* [What you will do]: All of the data below should be written out exactly.

Records contained in a dataset:
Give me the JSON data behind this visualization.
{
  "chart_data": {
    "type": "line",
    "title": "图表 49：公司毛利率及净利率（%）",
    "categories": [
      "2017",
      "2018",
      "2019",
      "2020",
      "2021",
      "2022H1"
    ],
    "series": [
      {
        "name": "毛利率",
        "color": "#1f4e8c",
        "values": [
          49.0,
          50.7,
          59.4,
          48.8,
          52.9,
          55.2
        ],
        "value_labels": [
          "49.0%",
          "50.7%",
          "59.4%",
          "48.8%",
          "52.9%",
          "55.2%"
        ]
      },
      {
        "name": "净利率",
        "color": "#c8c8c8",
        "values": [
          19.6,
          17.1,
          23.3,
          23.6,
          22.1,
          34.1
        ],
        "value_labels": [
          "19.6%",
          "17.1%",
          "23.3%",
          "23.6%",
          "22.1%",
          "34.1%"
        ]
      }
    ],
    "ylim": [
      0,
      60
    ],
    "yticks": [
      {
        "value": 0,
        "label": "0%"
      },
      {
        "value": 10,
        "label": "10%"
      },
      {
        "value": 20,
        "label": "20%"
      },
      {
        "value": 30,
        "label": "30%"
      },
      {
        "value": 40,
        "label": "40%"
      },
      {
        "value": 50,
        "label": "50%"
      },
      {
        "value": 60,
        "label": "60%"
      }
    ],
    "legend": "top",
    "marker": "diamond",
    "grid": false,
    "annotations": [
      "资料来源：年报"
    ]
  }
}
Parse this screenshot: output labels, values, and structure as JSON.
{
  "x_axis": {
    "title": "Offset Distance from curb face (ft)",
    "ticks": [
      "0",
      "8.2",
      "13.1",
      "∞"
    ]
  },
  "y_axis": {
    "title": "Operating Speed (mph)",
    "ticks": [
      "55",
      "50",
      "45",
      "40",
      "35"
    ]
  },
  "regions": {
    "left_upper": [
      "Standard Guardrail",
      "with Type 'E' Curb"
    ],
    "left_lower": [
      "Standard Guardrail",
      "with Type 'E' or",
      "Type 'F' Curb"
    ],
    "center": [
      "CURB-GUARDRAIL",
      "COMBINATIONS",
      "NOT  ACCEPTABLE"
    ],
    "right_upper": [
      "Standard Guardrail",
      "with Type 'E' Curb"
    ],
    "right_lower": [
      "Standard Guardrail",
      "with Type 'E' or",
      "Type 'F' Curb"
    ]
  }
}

* [Output of the exercise]:
Give me the JSON data behind this visualization.
{
  "chart_data": {
    "type": "line",
    "title": "图表 49：公司毛利率及净利率（%）",
    "categories": [
      "2017",
      "2018",
      "2019",
      "2020",
      "2021",
      "2022H1"
    ],
    "series": [
      {
        "name": "毛利率",
        "color": "#1f4e8c",
        "values": [
          49.0,
          50.7,
          59.4,
          48.8,
          52.9,
          55.2
        ],
        "value_labels": [
          "49.0%",
          "50.7%",
          "59.4%",
          "48.8%",
          "52.9%",
          "55.2%"
        ]
      },
      {
        "name": "净利率",
        "color": "#c8c8c8",
        "values": [
          19.6,
          17.1,
          23.3,
          23.6,
          22.1,
          34.1
        ],
        "value_labels": [
          "19.6%",
          "17.1%",
          "23.3%",
          "23.6%",
          "22.1%",
          "34.1%"
        ]
      }
    ],
    "ylim": [
      0,
      60
    ],
    "yticks": [
      {
        "value": 0,
        "label": "0%"
      },
      {
        "value": 10,
        "label": "10%"
      },
      {
        "value": 20,
        "label": "20%"
      },
      {
        "value": 30,
        "label": "30%"
      },
      {
        "value": 40,
        "label": "40%"
      },
      {
        "value": 50,
        "label": "50%"
      },
      {
        "value": 60,
        "label": "60%"
      }
    ],
    "legend": "top",
    "marker": "diamond",
    "grid": false,
    "annotations": [
      "资料来源：年报"
    ]
  }
}
Parse this screenshot: output labels, values, and structure as JSON.
{
  "x_axis": {
    "title": "Offset Distance from curb face (ft)",
    "ticks": [
      "0",
      "8.2",
      "13.1",
      "∞"
    ]
  },
  "y_axis": {
    "title": "Operating Speed (mph)",
    "ticks": [
      "55",
      "50",
      "45",
      "40",
      "35"
    ]
  },
  "regions": {
    "left_upper": [
      "Standard Guardrail",
      "with Type 'E' Curb"
    ],
    "left_lower": [
      "Standard Guardrail",
      "with Type 'E' or",
      "Type 'F' Curb"
    ],
    "center": [
      "CURB-GUARDRAIL",
      "COMBINATIONS",
      "NOT  ACCEPTABLE"
    ],
    "right_upper": [
      "Standard Guardrail",
      "with Type 'E' Curb"
    ],
    "right_lower": [
      "Standard Guardrail",
      "with Type 'E' or",
      "Type 'F' Curb"
    ]
  }
}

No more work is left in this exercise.